#### Exercise
Write the listing out again, all of it, word for word.

#### Data to process
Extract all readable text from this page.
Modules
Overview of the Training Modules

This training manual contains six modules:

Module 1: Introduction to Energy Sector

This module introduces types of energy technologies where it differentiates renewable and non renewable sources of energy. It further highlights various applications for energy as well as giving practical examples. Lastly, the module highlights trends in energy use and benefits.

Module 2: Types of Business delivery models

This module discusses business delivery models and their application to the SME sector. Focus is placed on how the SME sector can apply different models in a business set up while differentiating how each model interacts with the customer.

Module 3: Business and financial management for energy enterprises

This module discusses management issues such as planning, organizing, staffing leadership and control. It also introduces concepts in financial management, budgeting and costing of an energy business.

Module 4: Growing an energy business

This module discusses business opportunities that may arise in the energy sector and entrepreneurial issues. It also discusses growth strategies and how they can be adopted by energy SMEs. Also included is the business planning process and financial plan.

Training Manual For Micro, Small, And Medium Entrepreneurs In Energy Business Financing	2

#### Exercise output
Extract all readable text from this page.
Modules
Overview of the Training Modules

This training manual contains six modules:

Module 1: Introduction to Energy Sector

This module introduces types of energy technologies where it differentiates renewable and non renewable sources of energy. It further highlights various applications for energy as well as giving practical examples. Lastly, the module highlights trends in energy use and benefits.

Module 2: Types of Business delivery models

This module discusses business delivery models and their application to the SME sector. Focus is placed on how the SME sector can apply different models in a business set up while differentiating how each model interacts with the customer.

Module 3: Business and financial management for energy enterprises

This module discusses management issues such as planning, organizing, staffing leadership and control. It also introduces concepts in financial management, budgeting and costing of an energy business.

Module 4: Growing an energy business

This module discusses business opportunities that may arise in the energy sector and entrepreneurial issues. It also discusses growth strategies and how they can be adopted by energy SMEs. Also included is the business planning process and financial plan.

Training Manual For Micro, Small, And Medium Entrepreneurs In Energy Business Financing	2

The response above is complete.